• **Exercise instructions**: Every entry here needs to be repeated exactly.

• **Records for this task**:
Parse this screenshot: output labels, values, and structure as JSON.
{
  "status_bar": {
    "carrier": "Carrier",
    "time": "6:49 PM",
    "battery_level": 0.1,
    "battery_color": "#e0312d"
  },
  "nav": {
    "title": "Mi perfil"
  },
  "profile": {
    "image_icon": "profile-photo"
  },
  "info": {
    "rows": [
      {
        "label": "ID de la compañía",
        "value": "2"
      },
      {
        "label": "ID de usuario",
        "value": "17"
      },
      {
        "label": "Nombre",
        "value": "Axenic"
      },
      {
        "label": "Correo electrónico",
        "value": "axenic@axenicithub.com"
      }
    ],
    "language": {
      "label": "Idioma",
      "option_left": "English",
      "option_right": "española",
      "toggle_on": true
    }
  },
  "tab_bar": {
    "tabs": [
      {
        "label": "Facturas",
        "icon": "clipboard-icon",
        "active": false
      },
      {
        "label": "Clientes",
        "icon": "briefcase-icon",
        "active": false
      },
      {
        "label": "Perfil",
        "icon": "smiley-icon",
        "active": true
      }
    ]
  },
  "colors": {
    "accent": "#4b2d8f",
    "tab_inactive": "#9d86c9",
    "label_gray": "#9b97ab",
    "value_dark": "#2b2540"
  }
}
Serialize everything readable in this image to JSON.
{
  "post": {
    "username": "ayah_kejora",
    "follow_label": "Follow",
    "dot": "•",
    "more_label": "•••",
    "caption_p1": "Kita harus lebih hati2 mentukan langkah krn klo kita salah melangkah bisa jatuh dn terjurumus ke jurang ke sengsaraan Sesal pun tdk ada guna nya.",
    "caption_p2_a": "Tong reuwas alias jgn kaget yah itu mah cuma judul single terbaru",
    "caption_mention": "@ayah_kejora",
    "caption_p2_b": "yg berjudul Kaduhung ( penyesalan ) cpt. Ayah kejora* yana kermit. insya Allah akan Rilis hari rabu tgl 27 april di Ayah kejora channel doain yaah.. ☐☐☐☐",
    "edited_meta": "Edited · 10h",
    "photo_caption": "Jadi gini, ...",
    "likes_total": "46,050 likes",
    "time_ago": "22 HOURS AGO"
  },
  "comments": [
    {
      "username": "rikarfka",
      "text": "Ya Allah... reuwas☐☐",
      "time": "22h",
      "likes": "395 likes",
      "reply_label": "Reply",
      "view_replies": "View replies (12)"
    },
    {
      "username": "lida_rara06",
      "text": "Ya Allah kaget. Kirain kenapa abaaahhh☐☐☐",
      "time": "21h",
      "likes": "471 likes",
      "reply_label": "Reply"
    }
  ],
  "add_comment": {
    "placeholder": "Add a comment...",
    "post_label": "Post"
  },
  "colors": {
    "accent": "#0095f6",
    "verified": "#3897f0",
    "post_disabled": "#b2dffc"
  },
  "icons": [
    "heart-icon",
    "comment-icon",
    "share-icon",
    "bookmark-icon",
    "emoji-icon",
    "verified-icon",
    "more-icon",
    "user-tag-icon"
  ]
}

• **Solution to this exercise**:
Parse this screenshot: output labels, values, and structure as JSON.
{
  "status_bar": {
    "carrier": "Carrier",
    "time": "6:49 PM",
    "battery_level": 0.1,
    "battery_color": "#e0312d"
  },
  "nav": {
    "title": "Mi perfil"
  },
  "profile": {
    "image_icon": "profile-photo"
  },
  "info": {
    "rows": [
      {
        "label": "ID de la compañía",
        "value": "2"
      },
      {
        "label": "ID de usuario",
        "value": "17"
      },
      {
        "label": "Nombre",
        "value": "Axenic"
      },
      {
        "label": "Correo electrónico",
        "value": "axenic@axenicithub.com"
      }
    ],
    "language": {
      "label": "Idioma",
      "option_left": "English",
      "option_right": "española",
      "toggle_on": true
    }
  },
  "tab_bar": {
    "tabs": [
      {
        "label": "Facturas",
        "icon": "clipboard-icon",
        "active": false
      },
      {
        "label": "Clientes",
        "icon": "briefcase-icon",
        "active": false
      },
      {
        "label": "Perfil",
        "icon": "smiley-icon",
        "active": true
      }
    ]
  },
  "colors": {
    "accent": "#4b2d8f",
    "tab_inactive": "#9d86c9",
    "label_gray": "#9b97ab",
    "value_dark": "#2b2540"
  }
}
Serialize everything readable in this image to JSON.
{
  "post": {
    "username": "ayah_kejora",
    "follow_label": "Follow",
    "dot": "•",
    "more_label": "•••",
    "caption_p1": "Kita harus lebih hati2 mentukan langkah krn klo kita salah melangkah bisa jatuh dn terjurumus ke jurang ke sengsaraan Sesal pun tdk ada guna nya.",
    "caption_p2_a": "Tong reuwas alias jgn kaget yah itu mah cuma judul single terbaru",
    "caption_mention": "@ayah_kejora",
    "caption_p2_b": "yg berjudul Kaduhung ( penyesalan ) cpt. Ayah kejora* yana kermit. insya Allah akan Rilis hari rabu tgl 27 april di Ayah kejora channel doain yaah.. ☐☐☐☐",
    "edited_meta": "Edited · 10h",
    "photo_caption": "Jadi gini, ...",
    "likes_total": "46,050 likes",
    "time_ago": "22 HOURS AGO"
  },
  "comments": [
    {
      "username": "rikarfka",
      "text": "Ya Allah... reuwas☐☐",
      "time": "22h",
      "likes": "395 likes",
      "reply_label": "Reply",
      "view_replies": "View replies (12)"
    },
    {
      "username": "lida_rara06",
      "text": "Ya Allah kaget. Kirain kenapa abaaahhh☐☐☐",
      "time": "21h",
      "likes": "471 likes",
      "reply_label": "Reply"
    }
  ],
  "add_comment": {
    "placeholder": "Add a comment...",
    "post_label": "Post"
  },
  "colors": {
    "accent": "#0095f6",
    "verified": "#3897f0",
    "post_disabled": "#b2dffc"
  },
  "icons": [
    "heart-icon",
    "comment-icon",
    "share-icon",
    "bookmark-icon",
    "emoji-icon",
    "verified-icon",
    "more-icon",
    "user-tag-icon"
  ]
}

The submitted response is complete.